• [Stated problem]
Set the listing down unchanged, minus every embedded image.

• [Data for processing]

— start —

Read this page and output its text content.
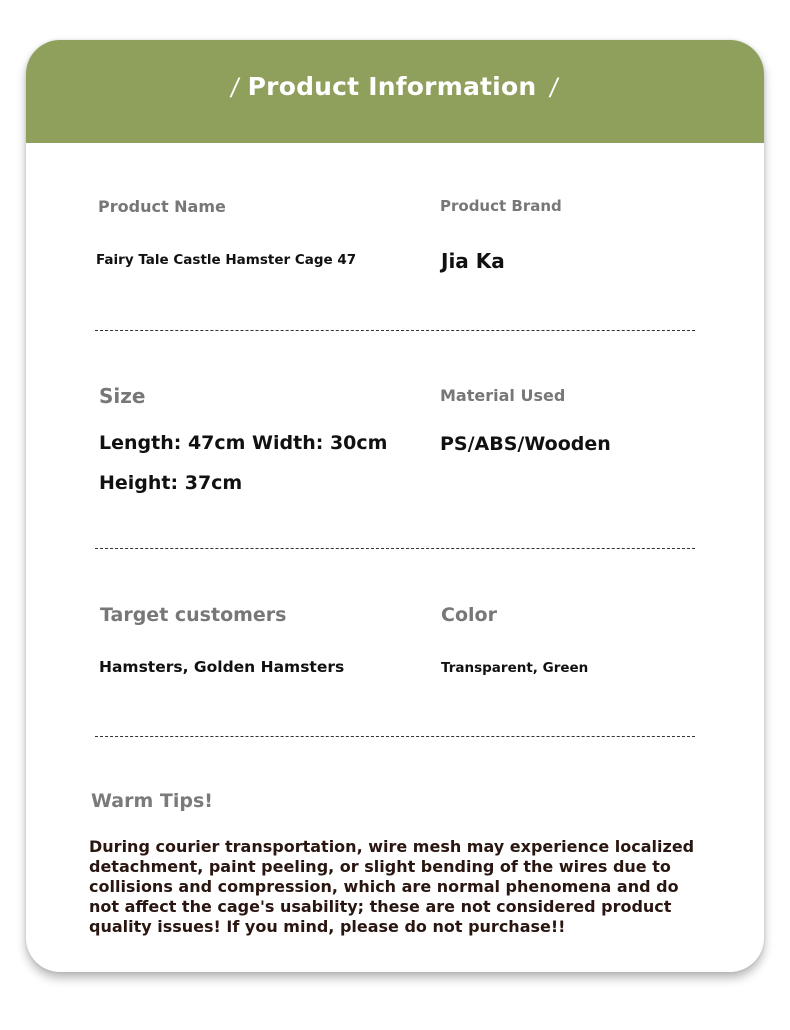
/ Product Information /
Product Name
Fairy Tale Castle Hamster Cage 47
Product Brand
Jia Ka
Size
Length: 47cm Width: 30cm
Height: 37cm
Material Used
PS/ABS/Wooden
Target customers
Hamsters, Golden Hamsters
Color
Transparent, Green
Warm Tips!
During courier transportation, wire mesh may experience localized detachment, paint peeling, or slight bending of the wires due to collisions and compression, which are normal phenomena and do not affect the cage's usability; these are not considered product quality issues! If you mind, please do not purchase!!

— end —

• [Complete response]
Read this page and output its text content.
/ Product Information /
Product Name
Fairy Tale Castle Hamster Cage 47
Product Brand
Jia Ka
Size
Length: 47cm Width: 30cm
Height: 37cm
Material Used
PS/ABS/Wooden
Target customers
Hamsters, Golden Hamsters
Color
Transparent, Green
Warm Tips!
During courier transportation, wire mesh may experience localized detachment, paint peeling, or slight bending of the wires due to collisions and compression, which are normal phenomena and do not affect the cage's usability; these are not considered product quality issues! If you mind, please do not purchase!!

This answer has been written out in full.